┌────────

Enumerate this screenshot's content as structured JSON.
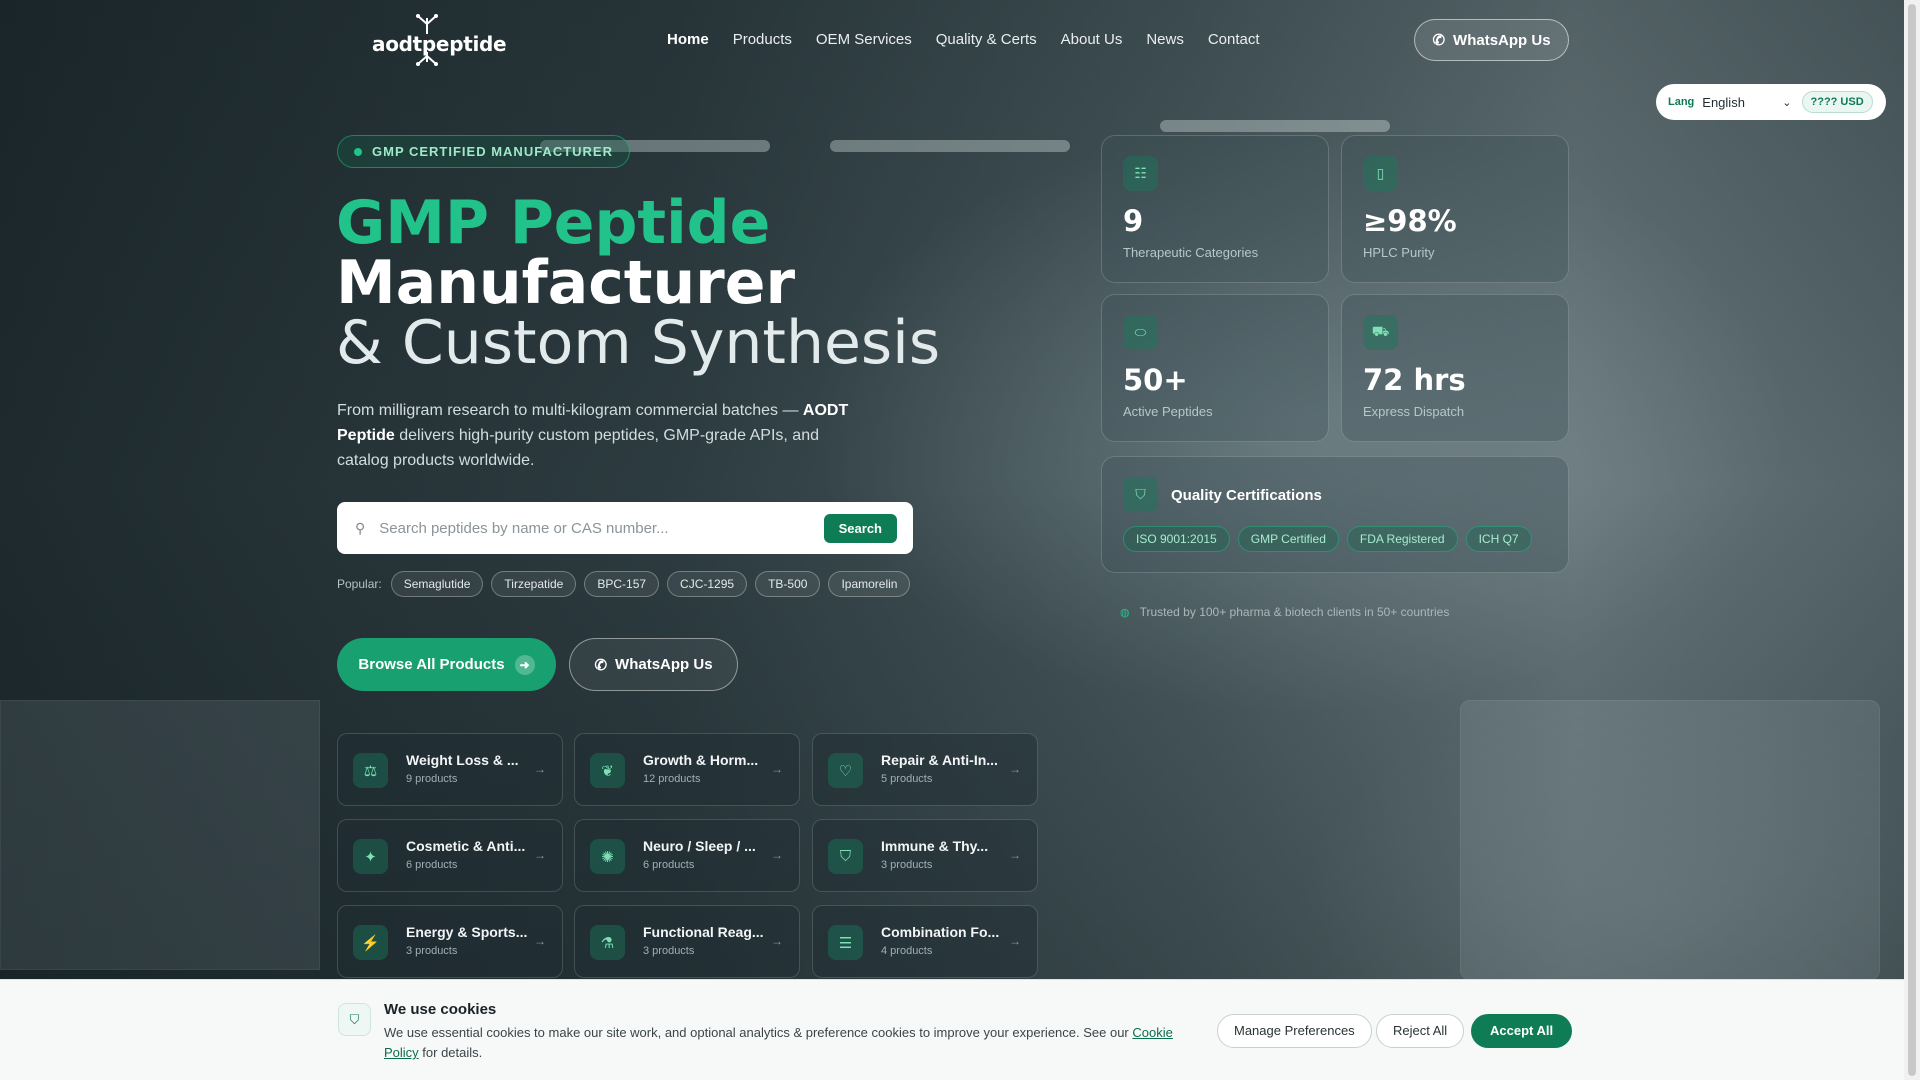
{
  "brand": {
    "name": "aodtpeptide"
  },
  "nav": {
    "items": [
      "Home",
      "Products",
      "OEM Services",
      "Quality & Certs",
      "About Us",
      "News",
      "Contact"
    ],
    "whatsapp_label": "WhatsApp Us"
  },
  "lang_switch": {
    "label": "Lang",
    "selected": "English",
    "currency": "???? USD"
  },
  "hero": {
    "badge": "GMP CERTIFIED MANUFACTURER",
    "title_line1": "GMP Peptide",
    "title_line2": "Manufacturer",
    "title_line3": "& Custom Synthesis",
    "lede_before": "From milligram research to multi-kilogram commercial batches — ",
    "lede_brand": "AODT Peptide",
    "lede_after": " delivers high-purity custom peptides, GMP-grade APIs, and catalog products worldwide.",
    "search_placeholder": "Search peptides by name or CAS number...",
    "search_button": "Search",
    "popular_label": "Popular:",
    "popular_chips": [
      "Semaglutide",
      "Tirzepatide",
      "BPC-157",
      "CJC-1295",
      "TB-500",
      "Ipamorelin"
    ],
    "cta_primary": "Browse All Products",
    "cta_secondary": "WhatsApp Us"
  },
  "categories": [
    {
      "name": "Weight Loss & ...",
      "count": "9 products",
      "icon": "scale-icon"
    },
    {
      "name": "Growth & Horm...",
      "count": "12 products",
      "icon": "sprout-icon"
    },
    {
      "name": "Repair & Anti-In...",
      "count": "5 products",
      "icon": "heart-pulse-icon"
    },
    {
      "name": "Cosmetic & Anti...",
      "count": "6 products",
      "icon": "sparkles-icon"
    },
    {
      "name": "Neuro / Sleep / ...",
      "count": "6 products",
      "icon": "brain-icon"
    },
    {
      "name": "Immune & Thy...",
      "count": "3 products",
      "icon": "shield-icon"
    },
    {
      "name": "Energy & Sports...",
      "count": "3 products",
      "icon": "runner-icon"
    },
    {
      "name": "Functional Reag...",
      "count": "3 products",
      "icon": "flask-icon"
    },
    {
      "name": "Combination Fo...",
      "count": "4 products",
      "icon": "layers-icon"
    }
  ],
  "stats": [
    {
      "value": "9",
      "label": "Therapeutic Categories",
      "icon": "list-icon"
    },
    {
      "value": "≥98%",
      "label": "HPLC Purity",
      "icon": "test-tube-icon"
    },
    {
      "value": "50+",
      "label": "Active Peptides",
      "icon": "pill-icon"
    },
    {
      "value": "72 hrs",
      "label": "Express Dispatch",
      "icon": "truck-icon"
    }
  ],
  "quality": {
    "title": "Quality Certifications",
    "tags": [
      "ISO 9001:2015",
      "GMP Certified",
      "FDA Registered",
      "ICH Q7"
    ]
  },
  "trusted": "Trusted by 100+ pharma & biotech clients in 50+ countries",
  "cookie": {
    "title": "We use cookies",
    "text_before": "We use essential cookies to make our site work, and optional analytics & preference cookies to improve your experience. See our ",
    "link": "Cookie Policy",
    "text_after": " for details.",
    "manage": "Manage Preferences",
    "reject": "Reject All",
    "accept": "Accept All"
  },
  "colors": {
    "accent": "#22c38a",
    "button": "#0e7d56",
    "cta": "#18a070"
  }
}
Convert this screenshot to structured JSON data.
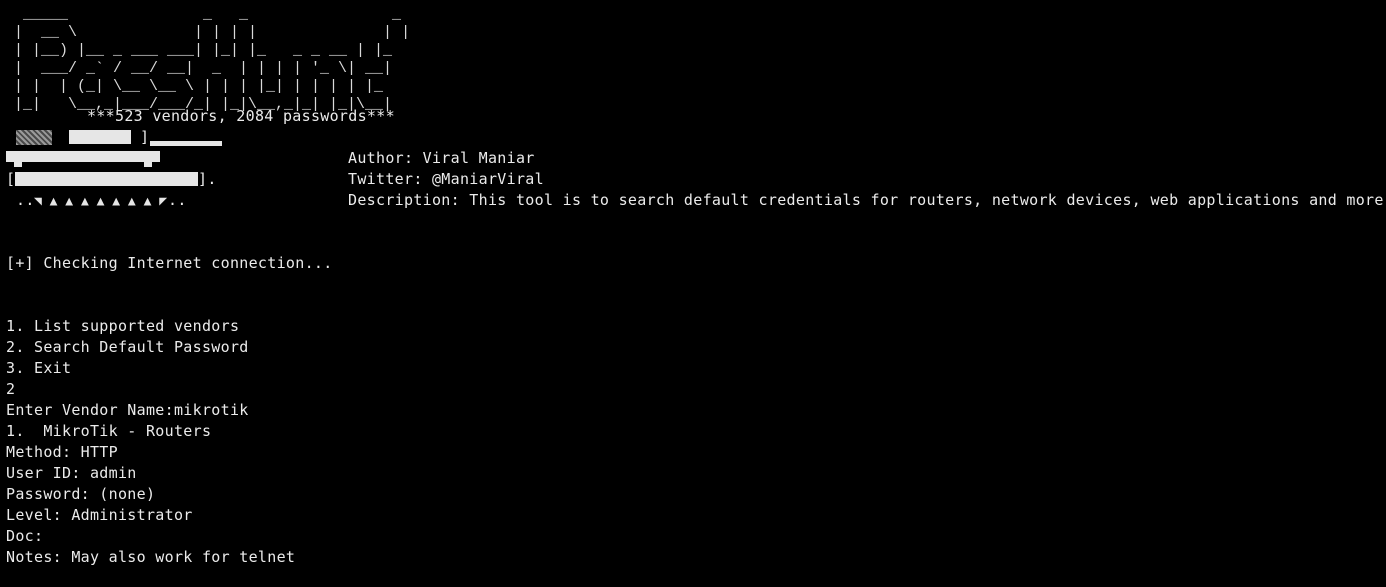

└────────

Select and copy every line from the records that includes the word "JSON".

Enumerate this screenshot's content as structured JSON.
Convert this screenshot to structured JSON data.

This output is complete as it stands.